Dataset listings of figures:

========================================================================

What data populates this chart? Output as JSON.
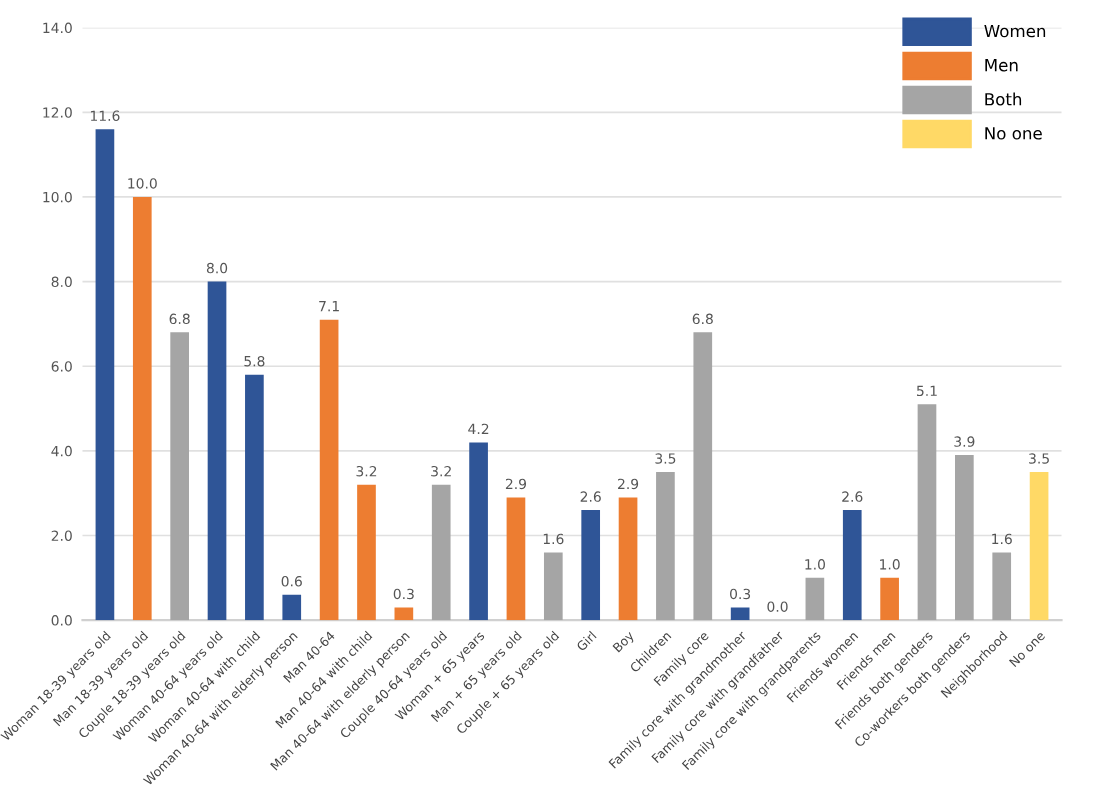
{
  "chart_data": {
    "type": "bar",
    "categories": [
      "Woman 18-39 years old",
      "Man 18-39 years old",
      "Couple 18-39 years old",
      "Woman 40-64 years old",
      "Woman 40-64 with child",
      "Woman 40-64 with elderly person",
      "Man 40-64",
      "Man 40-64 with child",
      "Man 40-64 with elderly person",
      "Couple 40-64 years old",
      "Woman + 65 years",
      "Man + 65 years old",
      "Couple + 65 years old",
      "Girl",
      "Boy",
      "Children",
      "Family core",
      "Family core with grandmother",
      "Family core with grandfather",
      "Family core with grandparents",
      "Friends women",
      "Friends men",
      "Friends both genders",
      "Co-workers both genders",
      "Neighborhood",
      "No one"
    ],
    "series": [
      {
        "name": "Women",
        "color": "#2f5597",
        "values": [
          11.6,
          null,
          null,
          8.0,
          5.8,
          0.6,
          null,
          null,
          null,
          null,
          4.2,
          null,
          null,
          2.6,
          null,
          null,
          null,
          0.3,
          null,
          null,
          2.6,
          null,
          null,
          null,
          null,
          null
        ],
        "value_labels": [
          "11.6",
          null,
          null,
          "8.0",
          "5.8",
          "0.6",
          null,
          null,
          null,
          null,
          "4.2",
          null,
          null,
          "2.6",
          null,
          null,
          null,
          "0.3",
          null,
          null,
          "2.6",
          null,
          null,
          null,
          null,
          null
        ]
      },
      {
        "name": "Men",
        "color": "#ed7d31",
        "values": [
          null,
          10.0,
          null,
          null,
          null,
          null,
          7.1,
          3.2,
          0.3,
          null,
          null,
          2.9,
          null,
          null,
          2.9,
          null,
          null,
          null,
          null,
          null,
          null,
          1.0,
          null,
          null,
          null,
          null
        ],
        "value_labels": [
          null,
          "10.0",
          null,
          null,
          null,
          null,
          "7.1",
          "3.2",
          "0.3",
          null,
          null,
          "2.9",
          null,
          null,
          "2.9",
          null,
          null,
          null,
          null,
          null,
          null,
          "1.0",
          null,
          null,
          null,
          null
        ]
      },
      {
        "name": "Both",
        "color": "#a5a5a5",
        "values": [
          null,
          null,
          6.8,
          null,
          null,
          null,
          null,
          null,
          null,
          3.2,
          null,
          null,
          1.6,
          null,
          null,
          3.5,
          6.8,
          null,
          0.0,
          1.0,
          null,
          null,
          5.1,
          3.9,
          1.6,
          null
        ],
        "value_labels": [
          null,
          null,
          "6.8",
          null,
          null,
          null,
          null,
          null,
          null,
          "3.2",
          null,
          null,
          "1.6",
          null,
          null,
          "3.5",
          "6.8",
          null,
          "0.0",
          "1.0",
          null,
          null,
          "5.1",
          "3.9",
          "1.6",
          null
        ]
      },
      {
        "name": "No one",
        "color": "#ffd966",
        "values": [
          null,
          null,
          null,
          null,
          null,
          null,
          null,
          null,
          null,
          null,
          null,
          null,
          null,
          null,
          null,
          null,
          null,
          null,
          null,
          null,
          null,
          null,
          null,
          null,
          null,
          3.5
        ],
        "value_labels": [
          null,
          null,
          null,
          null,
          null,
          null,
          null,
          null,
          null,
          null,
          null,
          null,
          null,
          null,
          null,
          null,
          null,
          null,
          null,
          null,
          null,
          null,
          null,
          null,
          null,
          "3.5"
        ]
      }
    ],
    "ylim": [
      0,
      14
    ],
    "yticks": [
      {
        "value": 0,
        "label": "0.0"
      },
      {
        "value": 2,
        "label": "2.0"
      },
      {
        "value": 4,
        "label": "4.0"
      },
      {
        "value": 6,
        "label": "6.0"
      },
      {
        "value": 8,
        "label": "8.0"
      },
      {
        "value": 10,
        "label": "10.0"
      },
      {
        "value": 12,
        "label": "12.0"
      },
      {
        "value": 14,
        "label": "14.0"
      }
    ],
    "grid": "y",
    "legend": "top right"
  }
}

========================================================================

**What is asked**
Retype the listing exactly. Pictures do not belong in the copy.

**Written reply**
What data populates this chart? Output as JSON.
{
  "chart_data": {
    "type": "bar",
    "categories": [
      "Woman 18-39 years old",
      "Man 18-39 years old",
      "Couple 18-39 years old",
      "Woman 40-64 years old",
      "Woman 40-64 with child",
      "Woman 40-64 with elderly person",
      "Man 40-64",
      "Man 40-64 with child",
      "Man 40-64 with elderly person",
      "Couple 40-64 years old",
      "Woman + 65 years",
      "Man + 65 years old",
      "Couple + 65 years old",
      "Girl",
      "Boy",
      "Children",
      "Family core",
      "Family core with grandmother",
      "Family core with grandfather",
      "Family core with grandparents",
      "Friends women",
      "Friends men",
      "Friends both genders",
      "Co-workers both genders",
      "Neighborhood",
      "No one"
    ],
    "series": [
      {
        "name": "Women",
        "color": "#2f5597",
        "values": [
          11.6,
          null,
          null,
          8.0,
          5.8,
          0.6,
          null,
          null,
          null,
          null,
          4.2,
          null,
          null,
          2.6,
          null,
          null,
          null,
          0.3,
          null,
          null,
          2.6,
          null,
          null,
          null,
          null,
          null
        ],
        "value_labels": [
          "11.6",
          null,
          null,
          "8.0",
          "5.8",
          "0.6",
          null,
          null,
          null,
          null,
          "4.2",
          null,
          null,
          "2.6",
          null,
          null,
          null,
          "0.3",
          null,
          null,
          "2.6",
          null,
          null,
          null,
          null,
          null
        ]
      },
      {
        "name": "Men",
        "color": "#ed7d31",
        "values": [
          null,
          10.0,
          null,
          null,
          null,
          null,
          7.1,
          3.2,
          0.3,
          null,
          null,
          2.9,
          null,
          null,
          2.9,
          null,
          null,
          null,
          null,
          null,
          null,
          1.0,
          null,
          null,
          null,
          null
        ],
        "value_labels": [
          null,
          "10.0",
          null,
          null,
          null,
          null,
          "7.1",
          "3.2",
          "0.3",
          null,
          null,
          "2.9",
          null,
          null,
          "2.9",
          null,
          null,
          null,
          null,
          null,
          null,
          "1.0",
          null,
          null,
          null,
          null
        ]
      },
      {
        "name": "Both",
        "color": "#a5a5a5",
        "values": [
          null,
          null,
          6.8,
          null,
          null,
          null,
          null,
          null,
          null,
          3.2,
          null,
          null,
          1.6,
          null,
          null,
          3.5,
          6.8,
          null,
          0.0,
          1.0,
          null,
          null,
          5.1,
          3.9,
          1.6,
          null
        ],
        "value_labels": [
          null,
          null,
          "6.8",
          null,
          null,
          null,
          null,
          null,
          null,
          "3.2",
          null,
          null,
          "1.6",
          null,
          null,
          "3.5",
          "6.8",
          null,
          "0.0",
          "1.0",
          null,
          null,
          "5.1",
          "3.9",
          "1.6",
          null
        ]
      },
      {
        "name": "No one",
        "color": "#ffd966",
        "values": [
          null,
          null,
          null,
          null,
          null,
          null,
          null,
          null,
          null,
          null,
          null,
          null,
          null,
          null,
          null,
          null,
          null,
          null,
          null,
          null,
          null,
          null,
          null,
          null,
          null,
          3.5
        ],
        "value_labels": [
          null,
          null,
          null,
          null,
          null,
          null,
          null,
          null,
          null,
          null,
          null,
          null,
          null,
          null,
          null,
          null,
          null,
          null,
          null,
          null,
          null,
          null,
          null,
          null,
          null,
          "3.5"
        ]
      }
    ],
    "ylim": [
      0,
      14
    ],
    "yticks": [
      {
        "value": 0,
        "label": "0.0"
      },
      {
        "value": 2,
        "label": "2.0"
      },
      {
        "value": 4,
        "label": "4.0"
      },
      {
        "value": 6,
        "label": "6.0"
      },
      {
        "value": 8,
        "label": "8.0"
      },
      {
        "value": 10,
        "label": "10.0"
      },
      {
        "value": 12,
        "label": "12.0"
      },
      {
        "value": 14,
        "label": "14.0"
      }
    ],
    "grid": "y",
    "legend": "top right"
  }
}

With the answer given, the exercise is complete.